◆ **What you need to do**
Omit the images, then output each of the records below exactly.

Data excerpts:
◆ ◆ ◆ ◆ ◆
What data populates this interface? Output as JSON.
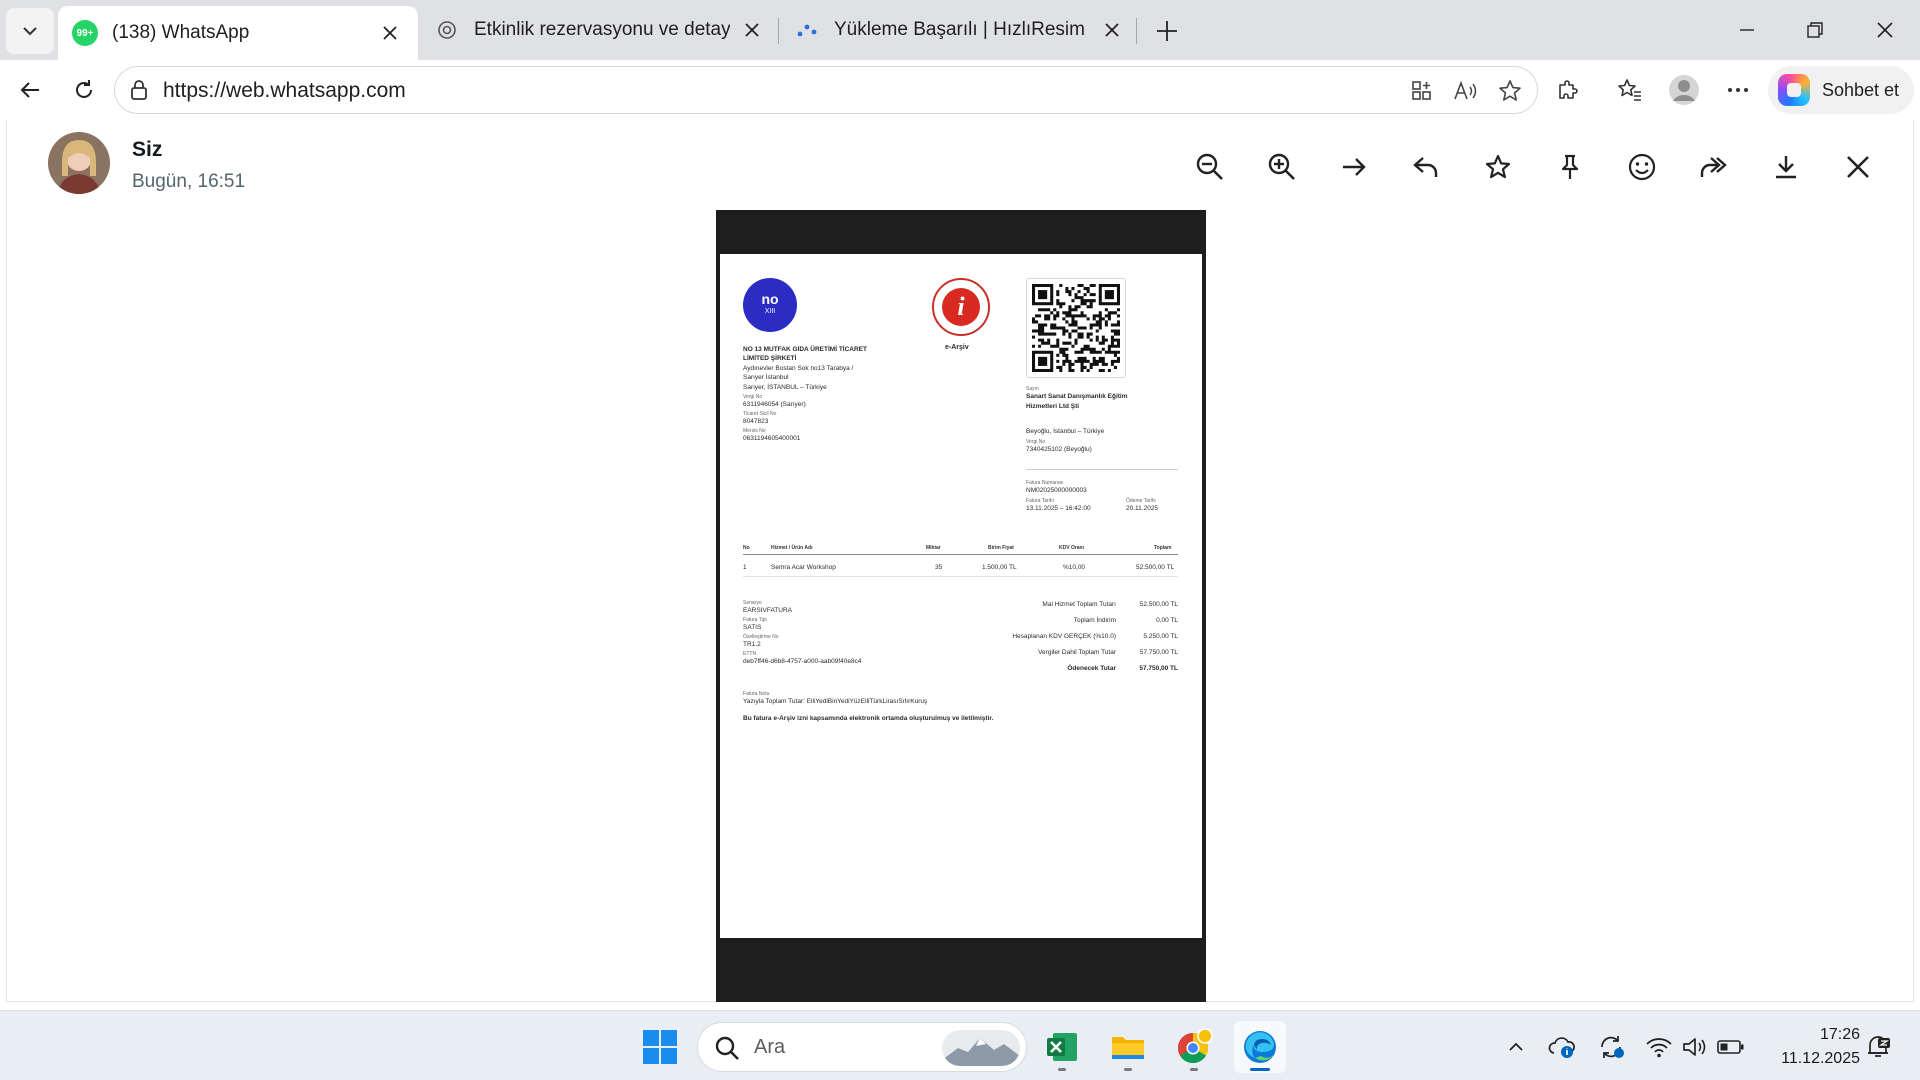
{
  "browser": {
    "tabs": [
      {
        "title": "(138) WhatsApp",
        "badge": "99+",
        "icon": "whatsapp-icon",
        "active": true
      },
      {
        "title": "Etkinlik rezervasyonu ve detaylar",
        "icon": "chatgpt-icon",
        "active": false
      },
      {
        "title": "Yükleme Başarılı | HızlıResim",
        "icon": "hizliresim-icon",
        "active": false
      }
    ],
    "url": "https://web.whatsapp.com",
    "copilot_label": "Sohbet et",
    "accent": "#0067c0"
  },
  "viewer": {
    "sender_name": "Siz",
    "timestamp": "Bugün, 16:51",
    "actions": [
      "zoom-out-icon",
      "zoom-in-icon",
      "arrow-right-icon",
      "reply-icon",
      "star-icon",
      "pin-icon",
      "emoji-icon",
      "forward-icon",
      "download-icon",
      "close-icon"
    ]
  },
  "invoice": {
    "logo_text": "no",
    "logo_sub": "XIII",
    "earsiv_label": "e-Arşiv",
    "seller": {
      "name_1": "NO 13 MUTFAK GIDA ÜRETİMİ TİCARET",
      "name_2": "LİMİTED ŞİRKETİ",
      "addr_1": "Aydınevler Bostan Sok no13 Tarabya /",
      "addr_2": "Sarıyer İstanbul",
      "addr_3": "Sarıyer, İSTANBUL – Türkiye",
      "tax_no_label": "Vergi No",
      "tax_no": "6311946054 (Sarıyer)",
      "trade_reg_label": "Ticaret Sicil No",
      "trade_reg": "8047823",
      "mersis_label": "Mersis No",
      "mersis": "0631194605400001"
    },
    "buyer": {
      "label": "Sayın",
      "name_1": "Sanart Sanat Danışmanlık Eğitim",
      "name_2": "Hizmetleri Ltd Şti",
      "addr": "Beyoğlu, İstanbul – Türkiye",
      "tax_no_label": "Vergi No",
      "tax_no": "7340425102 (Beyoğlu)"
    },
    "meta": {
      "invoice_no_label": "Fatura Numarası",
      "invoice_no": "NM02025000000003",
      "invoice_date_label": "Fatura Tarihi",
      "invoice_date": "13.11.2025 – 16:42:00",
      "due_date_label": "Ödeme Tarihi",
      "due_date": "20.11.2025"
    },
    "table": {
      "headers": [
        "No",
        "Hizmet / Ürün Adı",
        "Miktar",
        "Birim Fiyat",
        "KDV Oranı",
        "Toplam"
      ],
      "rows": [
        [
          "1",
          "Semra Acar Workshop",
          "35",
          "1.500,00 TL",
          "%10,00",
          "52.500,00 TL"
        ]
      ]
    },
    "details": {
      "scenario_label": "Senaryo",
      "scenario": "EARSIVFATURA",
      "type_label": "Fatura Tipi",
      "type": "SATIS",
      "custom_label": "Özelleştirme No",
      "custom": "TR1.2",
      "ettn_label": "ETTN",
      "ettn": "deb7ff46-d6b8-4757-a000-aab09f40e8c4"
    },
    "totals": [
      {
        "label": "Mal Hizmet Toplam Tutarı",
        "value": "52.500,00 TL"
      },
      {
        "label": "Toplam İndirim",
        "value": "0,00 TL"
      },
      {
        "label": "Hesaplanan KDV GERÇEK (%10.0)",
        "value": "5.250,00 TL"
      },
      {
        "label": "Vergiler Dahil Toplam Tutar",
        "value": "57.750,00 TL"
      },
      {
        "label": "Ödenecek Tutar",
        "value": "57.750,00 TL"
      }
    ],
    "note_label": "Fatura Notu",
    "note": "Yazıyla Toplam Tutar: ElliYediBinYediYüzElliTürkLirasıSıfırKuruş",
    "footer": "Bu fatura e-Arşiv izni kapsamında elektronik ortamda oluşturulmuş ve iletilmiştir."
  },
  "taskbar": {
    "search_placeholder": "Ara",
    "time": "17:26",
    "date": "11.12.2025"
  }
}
◆ ◆ ◆ ◆ ◆
◆ **Task answer**
What data populates this interface? Output as JSON.
{
  "browser": {
    "tabs": [
      {
        "title": "(138) WhatsApp",
        "badge": "99+",
        "icon": "whatsapp-icon",
        "active": true
      },
      {
        "title": "Etkinlik rezervasyonu ve detaylar",
        "icon": "chatgpt-icon",
        "active": false
      },
      {
        "title": "Yükleme Başarılı | HızlıResim",
        "icon": "hizliresim-icon",
        "active": false
      }
    ],
    "url": "https://web.whatsapp.com",
    "copilot_label": "Sohbet et",
    "accent": "#0067c0"
  },
  "viewer": {
    "sender_name": "Siz",
    "timestamp": "Bugün, 16:51",
    "actions": [
      "zoom-out-icon",
      "zoom-in-icon",
      "arrow-right-icon",
      "reply-icon",
      "star-icon",
      "pin-icon",
      "emoji-icon",
      "forward-icon",
      "download-icon",
      "close-icon"
    ]
  },
  "invoice": {
    "logo_text": "no",
    "logo_sub": "XIII",
    "earsiv_label": "e-Arşiv",
    "seller": {
      "name_1": "NO 13 MUTFAK GIDA ÜRETİMİ TİCARET",
      "name_2": "LİMİTED ŞİRKETİ",
      "addr_1": "Aydınevler Bostan Sok no13 Tarabya /",
      "addr_2": "Sarıyer İstanbul",
      "addr_3": "Sarıyer, İSTANBUL – Türkiye",
      "tax_no_label": "Vergi No",
      "tax_no": "6311946054 (Sarıyer)",
      "trade_reg_label": "Ticaret Sicil No",
      "trade_reg": "8047823",
      "mersis_label": "Mersis No",
      "mersis": "0631194605400001"
    },
    "buyer": {
      "label": "Sayın",
      "name_1": "Sanart Sanat Danışmanlık Eğitim",
      "name_2": "Hizmetleri Ltd Şti",
      "addr": "Beyoğlu, İstanbul – Türkiye",
      "tax_no_label": "Vergi No",
      "tax_no": "7340425102 (Beyoğlu)"
    },
    "meta": {
      "invoice_no_label": "Fatura Numarası",
      "invoice_no": "NM02025000000003",
      "invoice_date_label": "Fatura Tarihi",
      "invoice_date": "13.11.2025 – 16:42:00",
      "due_date_label": "Ödeme Tarihi",
      "due_date": "20.11.2025"
    },
    "table": {
      "headers": [
        "No",
        "Hizmet / Ürün Adı",
        "Miktar",
        "Birim Fiyat",
        "KDV Oranı",
        "Toplam"
      ],
      "rows": [
        [
          "1",
          "Semra Acar Workshop",
          "35",
          "1.500,00 TL",
          "%10,00",
          "52.500,00 TL"
        ]
      ]
    },
    "details": {
      "scenario_label": "Senaryo",
      "scenario": "EARSIVFATURA",
      "type_label": "Fatura Tipi",
      "type": "SATIS",
      "custom_label": "Özelleştirme No",
      "custom": "TR1.2",
      "ettn_label": "ETTN",
      "ettn": "deb7ff46-d6b8-4757-a000-aab09f40e8c4"
    },
    "totals": [
      {
        "label": "Mal Hizmet Toplam Tutarı",
        "value": "52.500,00 TL"
      },
      {
        "label": "Toplam İndirim",
        "value": "0,00 TL"
      },
      {
        "label": "Hesaplanan KDV GERÇEK (%10.0)",
        "value": "5.250,00 TL"
      },
      {
        "label": "Vergiler Dahil Toplam Tutar",
        "value": "57.750,00 TL"
      },
      {
        "label": "Ödenecek Tutar",
        "value": "57.750,00 TL"
      }
    ],
    "note_label": "Fatura Notu",
    "note": "Yazıyla Toplam Tutar: ElliYediBinYediYüzElliTürkLirasıSıfırKuruş",
    "footer": "Bu fatura e-Arşiv izni kapsamında elektronik ortamda oluşturulmuş ve iletilmiştir."
  },
  "taskbar": {
    "search_placeholder": "Ara",
    "time": "17:26",
    "date": "11.12.2025"
  }
}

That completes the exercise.